## Task to carry out
Locate every line that holds the string "花事正浓" and copy it.

......

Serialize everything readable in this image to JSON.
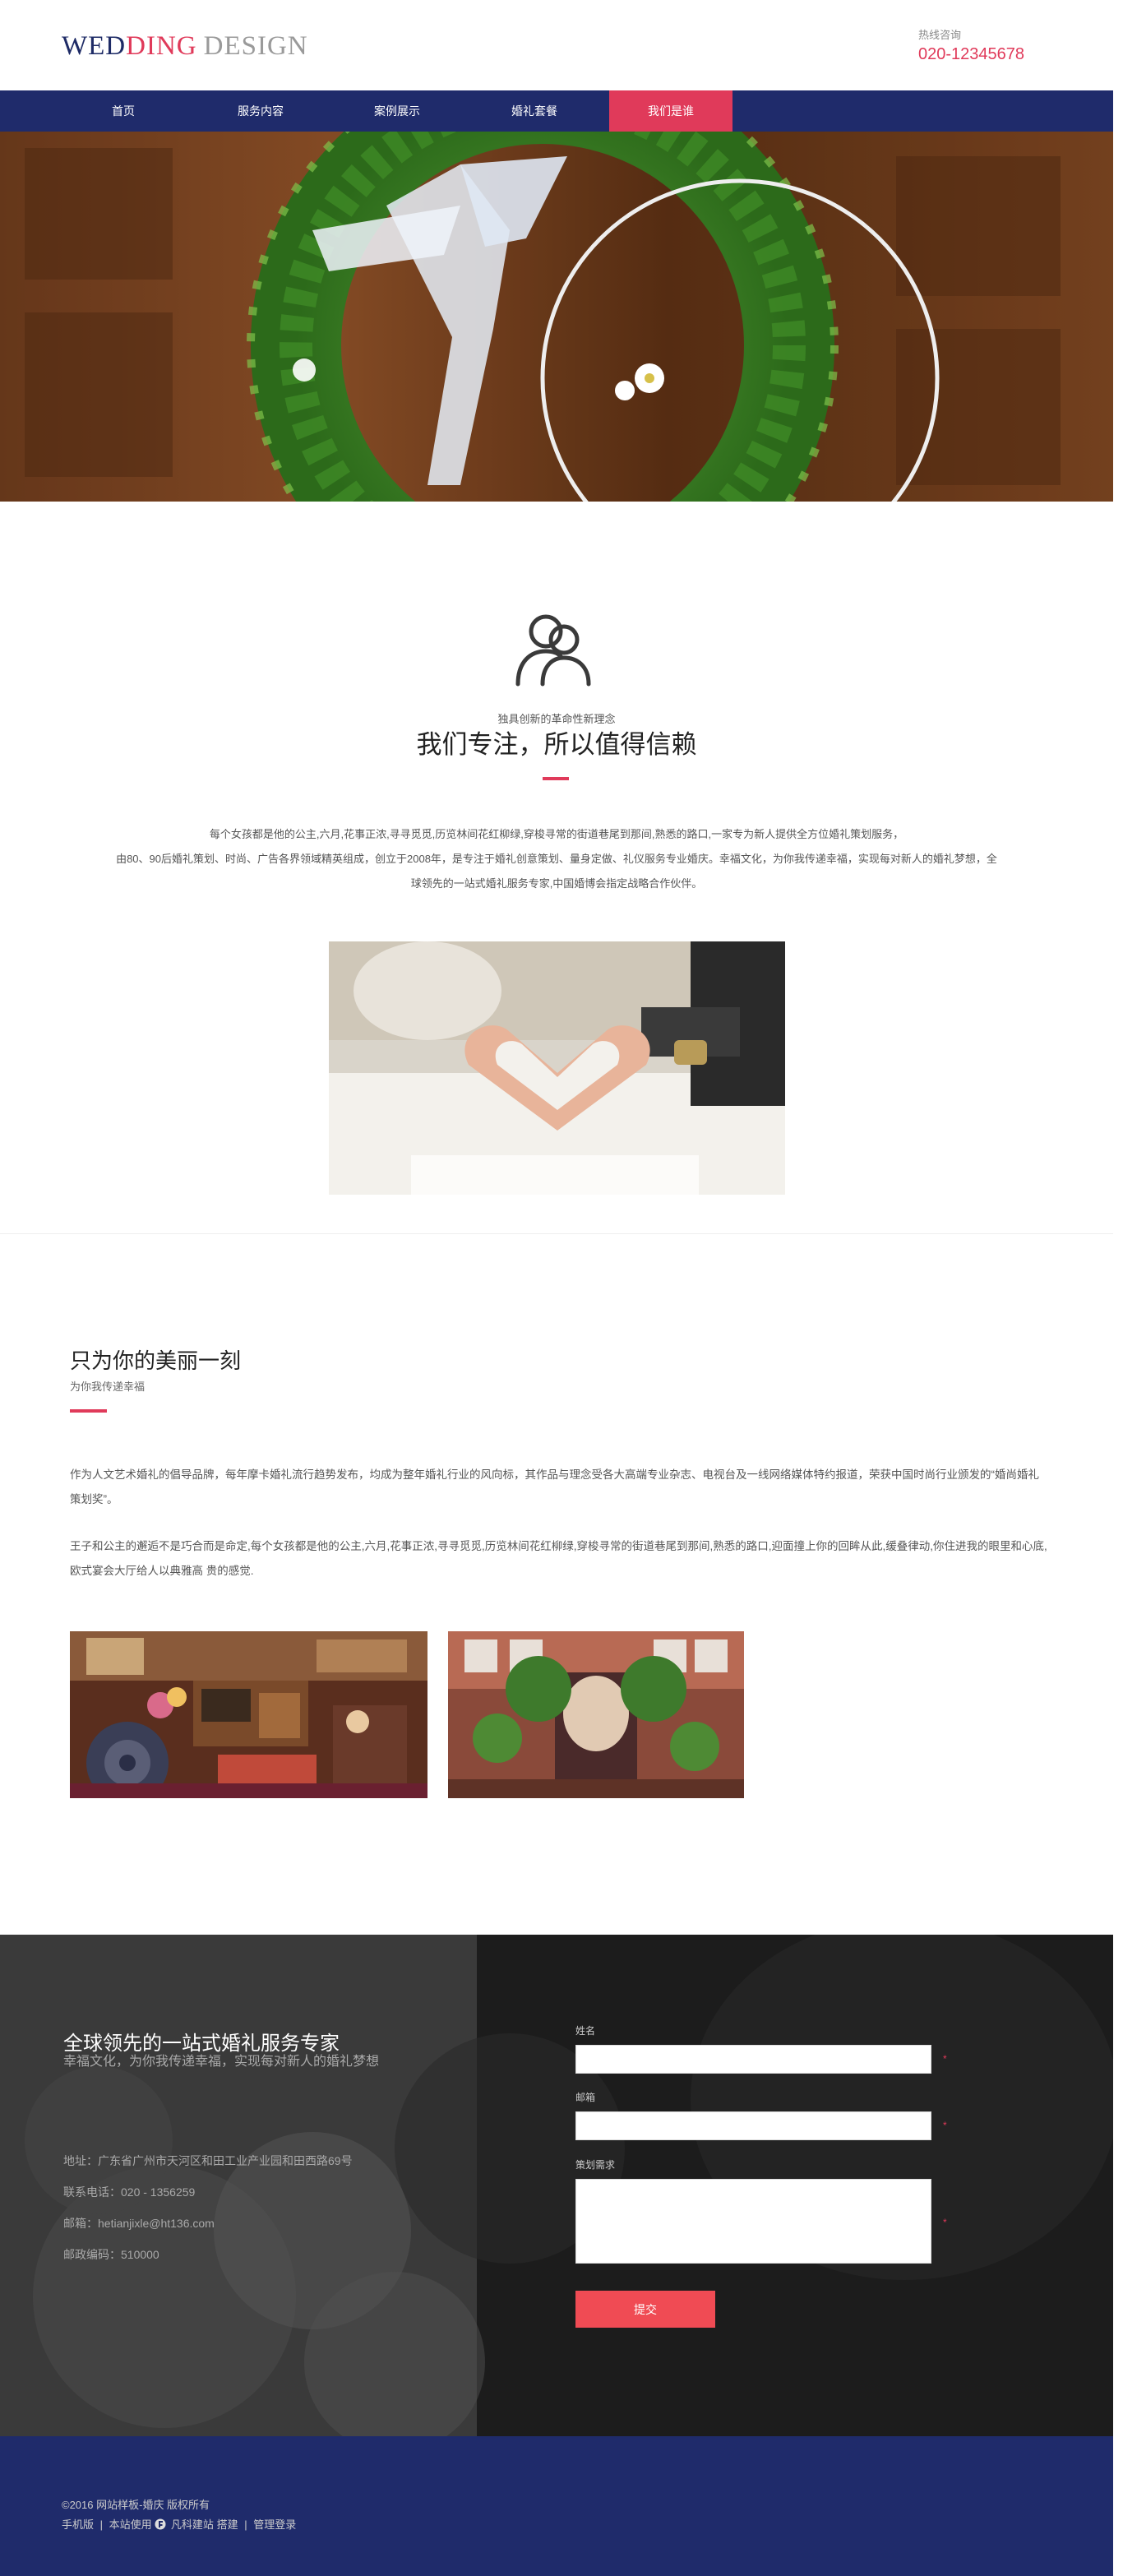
{
  "header": {
    "logo_part1": "WED",
    "logo_part2": "DING",
    "logo_part3": "DESIGN",
    "hotline_label": "热线咨询",
    "hotline_phone": "020-12345678"
  },
  "nav": {
    "items": [
      {
        "label": "首页"
      },
      {
        "label": "服务内容"
      },
      {
        "label": "案例展示"
      },
      {
        "label": "婚礼套餐"
      },
      {
        "label": "我们是谁"
      }
    ],
    "active_index": 4
  },
  "intro": {
    "icon": "people-icon",
    "kicker": "独具创新的革命性新理念",
    "heading": "我们专注，所以值得信赖",
    "desc_line1": "每个女孩都是他的公主,六月,花事正浓,寻寻觅觅,历览林间花红柳绿,穿梭寻常的街道巷尾到那间,熟悉的路口,一家专为新人提供全方位婚礼策划服务，",
    "desc_line2": "由80、90后婚礼策划、时尚、广告各界领域精英组成，创立于2008年，是专注于婚礼创意策划、量身定做、礼仪服务专业婚庆。幸福文化，为你我传递幸福，实现每对新人的婚礼梦想，全",
    "desc_line3": "球领先的一站式婚礼服务专家,中国婚博会指定战略合作伙伴。"
  },
  "moment": {
    "title": "只为你的美丽一刻",
    "subtitle": "为你我传递幸福",
    "para1": "作为人文艺术婚礼的倡导品牌，每年摩卡婚礼流行趋势发布，均成为整年婚礼行业的风向标，其作品与理念受各大高端专业杂志、电视台及一线网络媒体特约报道，荣获中国时尚行业颁发的“婚尚婚礼策划奖”。",
    "para2": "王子和公主的邂逅不是巧合而是命定,每个女孩都是他的公主,六月,花事正浓,寻寻觅觅,历览林间花红柳绿,穿梭寻常的街道巷尾到那间,熟悉的路口,迎面撞上你的回眸从此,缓叠律动,你住进我的眼里和心底,欧式宴会大厅给人以典雅高 贵的感觉."
  },
  "contact": {
    "title": "全球领先的一站式婚礼服务专家",
    "subtitle": "幸福文化，为你我传递幸福，实现每对新人的婚礼梦想",
    "address": "地址：广东省广州市天河区和田工业产业园和田西路69号",
    "phone": "联系电话：020 - 1356259",
    "email": "邮箱：hetianjixle@ht136.com",
    "postcode": "邮政编码：510000",
    "form": {
      "name_label": "姓名",
      "name_value": "",
      "email_label": "邮箱",
      "email_value": "",
      "request_label": "策划需求",
      "request_value": "",
      "required_mark": "*",
      "submit_label": "提交"
    }
  },
  "footer": {
    "copyright": "©2016 网站样板-婚庆 版权所有",
    "mobile_link": "手机版",
    "powered_prefix": "本站使用",
    "powered_brand": "凡科建站",
    "powered_suffix": "搭建",
    "admin_link": "管理登录",
    "separator": "|"
  },
  "colors": {
    "navy": "#1f2b6b",
    "accent": "#e03a5a",
    "submit": "#f04b54"
  }
}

......

## Answer for this exercise
    "desc_line1": "每个女孩都是他的公主,六月,花事正浓,寻寻觅觅,历览林间花红柳绿,穿梭寻常的街道巷尾到那间,熟悉的路口,一家专为新人提供全方位婚礼策划服务，",
    "para2": "王子和公主的邂逅不是巧合而是命定,每个女孩都是他的公主,六月,花事正浓,寻寻觅觅,历览林间花红柳绿,穿梭寻常的街道巷尾到那间,熟悉的路口,迎面撞上你的回眸从此,缓叠律动,你住进我的眼里和心底,欧式宴会大厅给人以典雅高 贵的感觉."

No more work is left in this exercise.